### Short task:
Scan the records for the string "изба"; copy each line where it occurs.

### Dataset records:
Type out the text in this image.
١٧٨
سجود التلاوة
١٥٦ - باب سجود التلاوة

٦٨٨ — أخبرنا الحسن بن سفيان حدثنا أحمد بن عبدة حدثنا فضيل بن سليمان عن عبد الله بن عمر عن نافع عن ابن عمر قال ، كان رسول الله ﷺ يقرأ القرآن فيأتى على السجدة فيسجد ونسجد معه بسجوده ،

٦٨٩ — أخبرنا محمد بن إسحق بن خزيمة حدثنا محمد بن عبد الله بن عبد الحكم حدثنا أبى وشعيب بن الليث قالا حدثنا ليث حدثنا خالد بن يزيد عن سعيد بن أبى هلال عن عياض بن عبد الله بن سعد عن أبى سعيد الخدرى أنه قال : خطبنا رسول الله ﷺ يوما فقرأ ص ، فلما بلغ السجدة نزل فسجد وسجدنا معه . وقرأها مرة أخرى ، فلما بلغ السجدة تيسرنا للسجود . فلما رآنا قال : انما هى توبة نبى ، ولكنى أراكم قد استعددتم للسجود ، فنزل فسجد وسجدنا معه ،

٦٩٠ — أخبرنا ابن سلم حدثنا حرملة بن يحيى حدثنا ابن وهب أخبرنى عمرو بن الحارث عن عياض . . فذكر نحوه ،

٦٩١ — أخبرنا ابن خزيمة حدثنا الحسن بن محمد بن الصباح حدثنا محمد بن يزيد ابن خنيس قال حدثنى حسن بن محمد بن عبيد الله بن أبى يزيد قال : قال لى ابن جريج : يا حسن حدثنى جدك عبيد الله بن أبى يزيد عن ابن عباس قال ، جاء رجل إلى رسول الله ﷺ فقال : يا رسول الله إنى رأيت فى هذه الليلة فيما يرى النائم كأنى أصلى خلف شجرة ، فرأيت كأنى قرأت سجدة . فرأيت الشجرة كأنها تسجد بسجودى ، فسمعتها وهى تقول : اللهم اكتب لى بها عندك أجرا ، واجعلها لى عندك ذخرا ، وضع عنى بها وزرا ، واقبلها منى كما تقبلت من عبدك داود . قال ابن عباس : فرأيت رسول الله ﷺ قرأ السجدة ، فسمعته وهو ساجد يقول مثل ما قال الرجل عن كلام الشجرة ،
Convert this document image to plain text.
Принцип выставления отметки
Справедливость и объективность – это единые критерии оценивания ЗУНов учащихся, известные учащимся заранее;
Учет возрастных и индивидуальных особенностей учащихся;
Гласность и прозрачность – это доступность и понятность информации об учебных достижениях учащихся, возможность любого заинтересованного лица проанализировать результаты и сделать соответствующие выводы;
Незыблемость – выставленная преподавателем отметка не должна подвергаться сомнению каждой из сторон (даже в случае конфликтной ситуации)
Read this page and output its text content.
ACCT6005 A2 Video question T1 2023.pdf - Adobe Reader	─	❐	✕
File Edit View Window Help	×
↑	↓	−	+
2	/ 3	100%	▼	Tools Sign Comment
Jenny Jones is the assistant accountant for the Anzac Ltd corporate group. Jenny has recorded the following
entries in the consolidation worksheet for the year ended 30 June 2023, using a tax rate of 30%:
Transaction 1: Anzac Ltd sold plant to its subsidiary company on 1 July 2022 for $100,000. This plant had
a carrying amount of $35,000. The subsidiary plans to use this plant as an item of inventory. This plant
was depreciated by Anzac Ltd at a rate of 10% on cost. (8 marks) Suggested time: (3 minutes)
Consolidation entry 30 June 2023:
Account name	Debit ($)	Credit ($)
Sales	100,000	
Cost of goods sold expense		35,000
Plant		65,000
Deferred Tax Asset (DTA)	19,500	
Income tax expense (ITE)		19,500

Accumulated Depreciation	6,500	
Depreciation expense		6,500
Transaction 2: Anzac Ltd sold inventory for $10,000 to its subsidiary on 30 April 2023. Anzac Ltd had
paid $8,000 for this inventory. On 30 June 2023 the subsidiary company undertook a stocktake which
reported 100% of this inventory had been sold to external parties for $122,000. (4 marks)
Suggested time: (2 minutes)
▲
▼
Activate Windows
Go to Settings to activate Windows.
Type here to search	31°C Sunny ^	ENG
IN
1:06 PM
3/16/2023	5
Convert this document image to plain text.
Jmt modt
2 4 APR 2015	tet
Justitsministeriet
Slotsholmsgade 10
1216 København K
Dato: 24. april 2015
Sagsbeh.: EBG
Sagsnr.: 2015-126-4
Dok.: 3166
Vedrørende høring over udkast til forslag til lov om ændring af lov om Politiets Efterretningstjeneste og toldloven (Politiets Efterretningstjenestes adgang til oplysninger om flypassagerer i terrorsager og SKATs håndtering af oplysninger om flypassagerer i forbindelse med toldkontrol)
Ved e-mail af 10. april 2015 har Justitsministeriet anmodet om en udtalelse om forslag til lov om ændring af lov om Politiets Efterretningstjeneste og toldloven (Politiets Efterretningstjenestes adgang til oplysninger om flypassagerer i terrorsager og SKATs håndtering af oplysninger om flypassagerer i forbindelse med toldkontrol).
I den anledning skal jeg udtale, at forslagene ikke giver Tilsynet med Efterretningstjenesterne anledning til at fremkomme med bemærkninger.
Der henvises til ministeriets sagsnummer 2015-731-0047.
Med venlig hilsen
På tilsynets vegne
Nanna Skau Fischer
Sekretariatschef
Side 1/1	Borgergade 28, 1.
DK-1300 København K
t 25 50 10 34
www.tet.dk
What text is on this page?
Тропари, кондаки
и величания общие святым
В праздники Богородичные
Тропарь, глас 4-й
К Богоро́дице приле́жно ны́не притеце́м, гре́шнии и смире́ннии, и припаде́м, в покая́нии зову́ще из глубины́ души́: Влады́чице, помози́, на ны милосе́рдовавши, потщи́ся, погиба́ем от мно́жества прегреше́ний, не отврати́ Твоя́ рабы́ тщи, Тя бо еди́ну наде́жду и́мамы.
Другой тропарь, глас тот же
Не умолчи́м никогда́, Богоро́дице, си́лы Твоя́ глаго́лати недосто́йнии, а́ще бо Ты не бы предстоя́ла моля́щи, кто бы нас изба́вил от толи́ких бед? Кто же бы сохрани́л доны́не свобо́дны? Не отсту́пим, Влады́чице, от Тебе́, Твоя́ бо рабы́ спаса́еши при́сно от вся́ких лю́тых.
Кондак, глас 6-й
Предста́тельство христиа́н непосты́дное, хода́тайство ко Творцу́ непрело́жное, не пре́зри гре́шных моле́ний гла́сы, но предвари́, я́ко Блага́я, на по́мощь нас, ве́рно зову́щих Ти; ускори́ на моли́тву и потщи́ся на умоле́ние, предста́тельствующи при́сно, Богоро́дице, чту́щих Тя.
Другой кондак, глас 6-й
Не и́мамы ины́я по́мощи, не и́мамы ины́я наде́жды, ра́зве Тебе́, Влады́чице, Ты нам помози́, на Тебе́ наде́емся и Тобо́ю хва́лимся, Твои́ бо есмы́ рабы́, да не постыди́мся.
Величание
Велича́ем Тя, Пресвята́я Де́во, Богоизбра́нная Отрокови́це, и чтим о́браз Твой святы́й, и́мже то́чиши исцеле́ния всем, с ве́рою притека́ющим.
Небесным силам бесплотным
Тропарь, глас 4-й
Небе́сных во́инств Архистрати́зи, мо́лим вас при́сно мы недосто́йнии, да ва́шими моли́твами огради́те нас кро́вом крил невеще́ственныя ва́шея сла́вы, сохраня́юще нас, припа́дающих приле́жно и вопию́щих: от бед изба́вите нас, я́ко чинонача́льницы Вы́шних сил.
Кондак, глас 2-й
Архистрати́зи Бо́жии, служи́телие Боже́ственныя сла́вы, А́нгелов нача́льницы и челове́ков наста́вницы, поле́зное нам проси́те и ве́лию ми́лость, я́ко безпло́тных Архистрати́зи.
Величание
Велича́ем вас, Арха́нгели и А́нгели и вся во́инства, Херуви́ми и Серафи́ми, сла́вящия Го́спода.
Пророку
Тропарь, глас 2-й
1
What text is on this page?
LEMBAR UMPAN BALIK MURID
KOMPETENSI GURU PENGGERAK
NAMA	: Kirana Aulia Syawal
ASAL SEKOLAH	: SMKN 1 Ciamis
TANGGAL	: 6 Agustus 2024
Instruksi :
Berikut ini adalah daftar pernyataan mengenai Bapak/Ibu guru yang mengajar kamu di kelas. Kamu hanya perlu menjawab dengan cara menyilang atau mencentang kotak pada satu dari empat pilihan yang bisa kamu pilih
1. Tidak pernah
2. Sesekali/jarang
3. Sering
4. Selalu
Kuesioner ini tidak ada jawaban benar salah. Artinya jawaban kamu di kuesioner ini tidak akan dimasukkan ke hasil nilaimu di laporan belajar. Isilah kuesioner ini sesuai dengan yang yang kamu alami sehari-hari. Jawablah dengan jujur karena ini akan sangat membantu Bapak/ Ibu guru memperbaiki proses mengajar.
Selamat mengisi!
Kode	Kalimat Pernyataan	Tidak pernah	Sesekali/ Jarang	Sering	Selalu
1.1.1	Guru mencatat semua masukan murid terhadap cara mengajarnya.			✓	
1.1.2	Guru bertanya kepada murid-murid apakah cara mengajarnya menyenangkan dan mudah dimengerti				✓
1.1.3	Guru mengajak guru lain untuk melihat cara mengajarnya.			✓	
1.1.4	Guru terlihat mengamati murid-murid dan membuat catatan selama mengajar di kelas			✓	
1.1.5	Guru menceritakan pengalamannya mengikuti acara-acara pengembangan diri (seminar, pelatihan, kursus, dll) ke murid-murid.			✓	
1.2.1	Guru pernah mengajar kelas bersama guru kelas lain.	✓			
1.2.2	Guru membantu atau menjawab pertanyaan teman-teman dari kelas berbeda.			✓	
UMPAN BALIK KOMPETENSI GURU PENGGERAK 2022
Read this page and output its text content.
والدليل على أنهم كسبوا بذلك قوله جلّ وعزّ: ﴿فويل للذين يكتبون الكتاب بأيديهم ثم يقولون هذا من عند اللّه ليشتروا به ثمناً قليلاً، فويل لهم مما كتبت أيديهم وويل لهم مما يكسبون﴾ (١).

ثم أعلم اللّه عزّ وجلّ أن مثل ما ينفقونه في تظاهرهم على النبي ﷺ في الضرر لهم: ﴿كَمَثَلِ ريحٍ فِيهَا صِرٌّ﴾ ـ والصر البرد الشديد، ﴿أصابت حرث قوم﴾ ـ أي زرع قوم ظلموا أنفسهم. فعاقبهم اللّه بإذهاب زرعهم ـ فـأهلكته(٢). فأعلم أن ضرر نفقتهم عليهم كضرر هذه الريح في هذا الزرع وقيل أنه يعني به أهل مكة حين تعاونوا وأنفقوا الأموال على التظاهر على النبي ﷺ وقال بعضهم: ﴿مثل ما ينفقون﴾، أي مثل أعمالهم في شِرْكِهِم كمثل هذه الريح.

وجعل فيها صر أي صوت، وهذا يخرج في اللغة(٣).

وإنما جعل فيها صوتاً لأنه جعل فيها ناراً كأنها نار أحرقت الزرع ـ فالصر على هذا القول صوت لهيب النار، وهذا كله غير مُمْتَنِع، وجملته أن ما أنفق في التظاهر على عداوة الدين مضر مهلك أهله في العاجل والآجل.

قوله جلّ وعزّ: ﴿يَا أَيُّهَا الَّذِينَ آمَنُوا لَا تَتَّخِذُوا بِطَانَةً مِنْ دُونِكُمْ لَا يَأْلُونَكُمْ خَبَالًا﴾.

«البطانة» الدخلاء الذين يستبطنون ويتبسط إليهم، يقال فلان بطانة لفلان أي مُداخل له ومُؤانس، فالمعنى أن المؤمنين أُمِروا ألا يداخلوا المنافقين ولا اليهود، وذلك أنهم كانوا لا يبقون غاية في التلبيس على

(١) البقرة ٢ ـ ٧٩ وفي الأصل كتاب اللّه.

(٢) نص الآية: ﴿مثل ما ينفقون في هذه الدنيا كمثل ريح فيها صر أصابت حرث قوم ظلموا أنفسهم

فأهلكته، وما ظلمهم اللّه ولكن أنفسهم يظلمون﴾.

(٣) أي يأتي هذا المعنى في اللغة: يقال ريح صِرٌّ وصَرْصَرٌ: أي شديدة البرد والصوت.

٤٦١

### Solution for this exercise:
Не умолчи́м никогда́, Богоро́дице, си́лы Твоя́ глаго́лати недосто́йнии, а́ще бо Ты не бы предстоя́ла моля́щи, кто бы нас изба́вил от толи́ких бед? Кто же бы сохрани́л доны́не свобо́дны? Не отсту́пим, Влады́чице, от Тебе́, Твоя́ бо рабы́ спаса́еши при́сно от вся́ких лю́тых.
Небе́сных во́инств Архистрати́зи, мо́лим вас при́сно мы недосто́йнии, да ва́шими моли́твами огради́те нас кро́вом крил невеще́ственныя ва́шея сла́вы, сохраня́юще нас, припа́дающих приле́жно и вопию́щих: от бед изба́вите нас, я́ко чинонача́льницы Вы́шних сил.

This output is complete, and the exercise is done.